Given problem: Write the material out again in full, exactly.

Data to process:

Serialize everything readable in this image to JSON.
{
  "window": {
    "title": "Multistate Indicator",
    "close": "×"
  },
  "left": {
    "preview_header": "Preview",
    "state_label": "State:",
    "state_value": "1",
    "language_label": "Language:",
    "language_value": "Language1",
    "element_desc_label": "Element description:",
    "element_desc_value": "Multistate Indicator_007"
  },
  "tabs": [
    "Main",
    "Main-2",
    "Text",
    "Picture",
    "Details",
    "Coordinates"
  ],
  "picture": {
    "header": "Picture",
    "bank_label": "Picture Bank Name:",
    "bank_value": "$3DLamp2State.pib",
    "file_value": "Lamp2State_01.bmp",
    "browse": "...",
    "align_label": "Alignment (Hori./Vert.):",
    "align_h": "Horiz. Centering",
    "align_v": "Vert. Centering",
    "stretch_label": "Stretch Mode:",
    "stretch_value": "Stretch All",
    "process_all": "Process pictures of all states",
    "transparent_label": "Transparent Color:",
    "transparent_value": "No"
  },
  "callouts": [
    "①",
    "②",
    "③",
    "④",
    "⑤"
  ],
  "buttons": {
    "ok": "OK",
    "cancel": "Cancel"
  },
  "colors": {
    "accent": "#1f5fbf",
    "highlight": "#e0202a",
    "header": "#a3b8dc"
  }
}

The answer:
Serialize everything readable in this image to JSON.
{
  "window": {
    "title": "Multistate Indicator",
    "close": "×"
  },
  "left": {
    "preview_header": "Preview",
    "state_label": "State:",
    "state_value": "1",
    "language_label": "Language:",
    "language_value": "Language1",
    "element_desc_label": "Element description:",
    "element_desc_value": "Multistate Indicator_007"
  },
  "tabs": [
    "Main",
    "Main-2",
    "Text",
    "Picture",
    "Details",
    "Coordinates"
  ],
  "picture": {
    "header": "Picture",
    "bank_label": "Picture Bank Name:",
    "bank_value": "$3DLamp2State.pib",
    "file_value": "Lamp2State_01.bmp",
    "browse": "...",
    "align_label": "Alignment (Hori./Vert.):",
    "align_h": "Horiz. Centering",
    "align_v": "Vert. Centering",
    "stretch_label": "Stretch Mode:",
    "stretch_value": "Stretch All",
    "process_all": "Process pictures of all states",
    "transparent_label": "Transparent Color:",
    "transparent_value": "No"
  },
  "callouts": [
    "①",
    "②",
    "③",
    "④",
    "⑤"
  ],
  "buttons": {
    "ok": "OK",
    "cancel": "Cancel"
  },
  "colors": {
    "accent": "#1f5fbf",
    "highlight": "#e0202a",
    "header": "#a3b8dc"
  }
}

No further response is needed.